Given instruction.
Find the lines with the string "BTCUSD" and return them.

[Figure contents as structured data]

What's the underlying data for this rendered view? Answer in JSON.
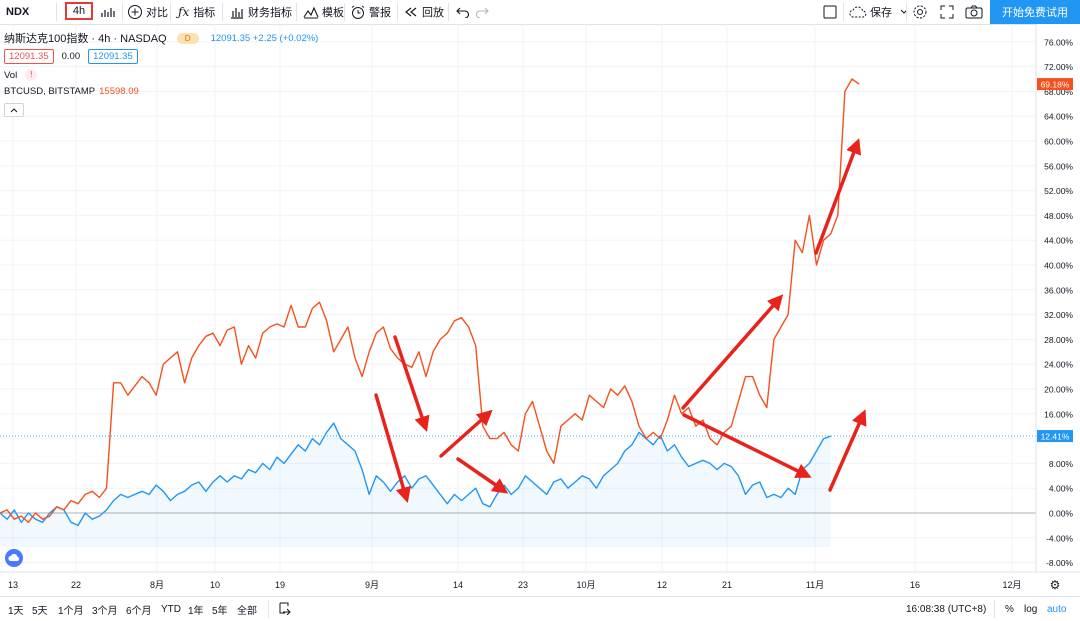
{
  "toolbar": {
    "symbol": "NDX",
    "interval": "4h",
    "compare_label": "对比",
    "indicators_label": "指标",
    "financials_label": "财务指标",
    "templates_label": "模板",
    "alert_label": "警报",
    "replay_label": "回放",
    "save_label": "保存",
    "cta_label": "开始免费试用"
  },
  "legend": {
    "main_title": "纳斯达克100指数 · 4h · NASDAQ",
    "d_badge": "D",
    "header_price": "12091.35 +2.25 (+0.02%)",
    "bid": "12091.35",
    "spread": "0.00",
    "ask": "12091.35",
    "vol_label": "Vol",
    "vol_badge": "!",
    "compare_label": "BTCUSD, BITSTAMP",
    "compare_value": "15598.09"
  },
  "colors": {
    "ndx": "#2196f3",
    "btc": "#f4511e",
    "arrow": "#e8231c",
    "grid": "#f0f3fa",
    "accent": "#2196f3"
  },
  "chart_data": {
    "type": "line",
    "x_labels": [
      "13",
      "22",
      "8月",
      "10",
      "19",
      "9月",
      "14",
      "23",
      "10月",
      "12",
      "21",
      "11月",
      "16",
      "12月"
    ],
    "y_ticks": [
      "76.00%",
      "72.00%",
      "68.00%",
      "64.00%",
      "60.00%",
      "56.00%",
      "52.00%",
      "48.00%",
      "44.00%",
      "40.00%",
      "36.00%",
      "32.00%",
      "28.00%",
      "24.00%",
      "20.00%",
      "16.00%",
      "12.00%",
      "8.00%",
      "4.00%",
      "0.00%",
      "-4.00%",
      "-8.00%"
    ],
    "ylim": [
      -8,
      76
    ],
    "series": [
      {
        "name": "纳斯达克100指数",
        "last_value": "12.41%",
        "points": [
          [
            0,
            0
          ],
          [
            2,
            -1
          ],
          [
            4,
            0.5
          ],
          [
            6,
            -1.5
          ],
          [
            8,
            0
          ],
          [
            10,
            -1
          ],
          [
            12,
            -1.5
          ],
          [
            14,
            0
          ],
          [
            16,
            1
          ],
          [
            18,
            0.5
          ],
          [
            20,
            -1.5
          ],
          [
            22,
            -2
          ],
          [
            24,
            0
          ],
          [
            26,
            -1
          ],
          [
            28,
            -0.5
          ],
          [
            30,
            0.5
          ],
          [
            32,
            2
          ],
          [
            34,
            3
          ],
          [
            36,
            2.5
          ],
          [
            38,
            3
          ],
          [
            40,
            3.5
          ],
          [
            42,
            3
          ],
          [
            44,
            4.5
          ],
          [
            46,
            3.5
          ],
          [
            48,
            2
          ],
          [
            50,
            3
          ],
          [
            52,
            3.5
          ],
          [
            54,
            4.5
          ],
          [
            56,
            5
          ],
          [
            58,
            3.5
          ],
          [
            60,
            5
          ],
          [
            62,
            6
          ],
          [
            64,
            5
          ],
          [
            66,
            6
          ],
          [
            68,
            5.5
          ],
          [
            70,
            7
          ],
          [
            72,
            6.5
          ],
          [
            74,
            8
          ],
          [
            76,
            7
          ],
          [
            78,
            9
          ],
          [
            80,
            8
          ],
          [
            82,
            9.5
          ],
          [
            84,
            11
          ],
          [
            86,
            10
          ],
          [
            88,
            12
          ],
          [
            90,
            11
          ],
          [
            92,
            13
          ],
          [
            94,
            14.5
          ],
          [
            96,
            12
          ],
          [
            98,
            11
          ],
          [
            100,
            10
          ],
          [
            102,
            7
          ],
          [
            104,
            3
          ],
          [
            106,
            6
          ],
          [
            108,
            5
          ],
          [
            110,
            3.5
          ],
          [
            112,
            5
          ],
          [
            114,
            6
          ],
          [
            116,
            4
          ],
          [
            118,
            5.5
          ],
          [
            120,
            6
          ],
          [
            122,
            4.5
          ],
          [
            124,
            3
          ],
          [
            126,
            1.5
          ],
          [
            128,
            3
          ],
          [
            130,
            2
          ],
          [
            132,
            3
          ],
          [
            134,
            4
          ],
          [
            136,
            1.5
          ],
          [
            138,
            1
          ],
          [
            140,
            3
          ],
          [
            142,
            4.5
          ],
          [
            144,
            3
          ],
          [
            146,
            4
          ],
          [
            148,
            6
          ],
          [
            150,
            5
          ],
          [
            152,
            4
          ],
          [
            154,
            3
          ],
          [
            156,
            5
          ],
          [
            158,
            5.5
          ],
          [
            160,
            4
          ],
          [
            162,
            5
          ],
          [
            164,
            6
          ],
          [
            166,
            5.5
          ],
          [
            168,
            4
          ],
          [
            170,
            6
          ],
          [
            172,
            7
          ],
          [
            174,
            8
          ],
          [
            176,
            10
          ],
          [
            178,
            11
          ],
          [
            180,
            13
          ],
          [
            182,
            12
          ],
          [
            184,
            11
          ],
          [
            186,
            12.5
          ],
          [
            188,
            10
          ],
          [
            190,
            11
          ],
          [
            192,
            9
          ],
          [
            194,
            7.5
          ],
          [
            196,
            8
          ],
          [
            198,
            8.5
          ],
          [
            200,
            8
          ],
          [
            202,
            7
          ],
          [
            204,
            8
          ],
          [
            206,
            7.5
          ],
          [
            208,
            6
          ],
          [
            210,
            3
          ],
          [
            212,
            4.5
          ],
          [
            214,
            5
          ],
          [
            216,
            2.5
          ],
          [
            218,
            3
          ],
          [
            220,
            2.5
          ],
          [
            222,
            4
          ],
          [
            224,
            3
          ],
          [
            226,
            7
          ],
          [
            228,
            8
          ],
          [
            230,
            10
          ],
          [
            232,
            12
          ],
          [
            234,
            12.4
          ]
        ]
      },
      {
        "name": "BTCUSD, BITSTAMP",
        "last_value": "69.18%",
        "points": [
          [
            0,
            0
          ],
          [
            2,
            0.5
          ],
          [
            4,
            -1
          ],
          [
            6,
            -0.5
          ],
          [
            8,
            -1.5
          ],
          [
            10,
            0
          ],
          [
            12,
            -1
          ],
          [
            14,
            -0.5
          ],
          [
            16,
            1
          ],
          [
            18,
            0.5
          ],
          [
            20,
            2
          ],
          [
            22,
            1.5
          ],
          [
            24,
            3
          ],
          [
            26,
            3.5
          ],
          [
            28,
            2.5
          ],
          [
            30,
            4
          ],
          [
            32,
            21
          ],
          [
            34,
            21
          ],
          [
            36,
            19
          ],
          [
            38,
            20.5
          ],
          [
            40,
            22
          ],
          [
            42,
            21
          ],
          [
            44,
            19
          ],
          [
            46,
            24
          ],
          [
            48,
            25
          ],
          [
            50,
            26
          ],
          [
            52,
            21
          ],
          [
            54,
            25
          ],
          [
            56,
            27
          ],
          [
            58,
            28.5
          ],
          [
            60,
            29
          ],
          [
            62,
            27
          ],
          [
            64,
            29.5
          ],
          [
            66,
            30
          ],
          [
            68,
            24
          ],
          [
            70,
            27
          ],
          [
            72,
            25
          ],
          [
            74,
            29
          ],
          [
            76,
            30
          ],
          [
            78,
            30.5
          ],
          [
            80,
            30
          ],
          [
            82,
            33.5
          ],
          [
            84,
            30
          ],
          [
            86,
            30
          ],
          [
            88,
            33
          ],
          [
            90,
            34
          ],
          [
            92,
            31
          ],
          [
            94,
            26
          ],
          [
            96,
            28
          ],
          [
            98,
            30
          ],
          [
            100,
            25
          ],
          [
            102,
            22
          ],
          [
            104,
            26
          ],
          [
            106,
            29
          ],
          [
            108,
            30
          ],
          [
            110,
            26.5
          ],
          [
            112,
            25
          ],
          [
            114,
            24
          ],
          [
            116,
            23.5
          ],
          [
            118,
            26
          ],
          [
            120,
            22
          ],
          [
            122,
            26
          ],
          [
            124,
            28
          ],
          [
            126,
            29
          ],
          [
            128,
            31
          ],
          [
            130,
            31.5
          ],
          [
            132,
            30
          ],
          [
            134,
            27
          ],
          [
            136,
            14
          ],
          [
            138,
            12
          ],
          [
            140,
            12
          ],
          [
            142,
            13
          ],
          [
            144,
            11
          ],
          [
            146,
            10
          ],
          [
            148,
            16
          ],
          [
            150,
            18
          ],
          [
            152,
            14
          ],
          [
            154,
            10
          ],
          [
            156,
            8
          ],
          [
            158,
            14
          ],
          [
            160,
            15
          ],
          [
            162,
            16
          ],
          [
            164,
            15
          ],
          [
            166,
            19
          ],
          [
            168,
            18
          ],
          [
            170,
            17
          ],
          [
            172,
            20
          ],
          [
            174,
            19
          ],
          [
            176,
            20.5
          ],
          [
            178,
            18
          ],
          [
            180,
            14
          ],
          [
            182,
            12
          ],
          [
            184,
            13
          ],
          [
            186,
            12
          ],
          [
            188,
            15
          ],
          [
            190,
            19
          ],
          [
            192,
            16
          ],
          [
            194,
            17
          ],
          [
            196,
            14
          ],
          [
            198,
            15
          ],
          [
            200,
            12
          ],
          [
            202,
            11
          ],
          [
            204,
            13
          ],
          [
            206,
            14
          ],
          [
            208,
            18
          ],
          [
            210,
            22
          ],
          [
            212,
            22
          ],
          [
            214,
            19
          ],
          [
            216,
            17
          ],
          [
            218,
            28
          ],
          [
            220,
            30
          ],
          [
            222,
            32
          ],
          [
            224,
            44
          ],
          [
            226,
            42
          ],
          [
            228,
            48
          ],
          [
            230,
            40
          ],
          [
            232,
            44
          ],
          [
            234,
            45
          ],
          [
            236,
            48
          ],
          [
            238,
            68
          ],
          [
            240,
            70
          ],
          [
            242,
            69.18
          ]
        ]
      }
    ],
    "grid": true,
    "price_scale": "percent",
    "scale_options": [
      "%",
      "log",
      "auto"
    ]
  },
  "bottom": {
    "ranges": [
      "1天",
      "5天",
      "1个月",
      "3个月",
      "6个月",
      "YTD",
      "1年",
      "5年",
      "全部"
    ],
    "clock": "16:08:38 (UTC+8)",
    "percent": "%",
    "log": "log",
    "auto": "auto"
  }
}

Result.
    "compare_label": "BTCUSD, BITSTAMP",
        "name": "BTCUSD, BITSTAMP",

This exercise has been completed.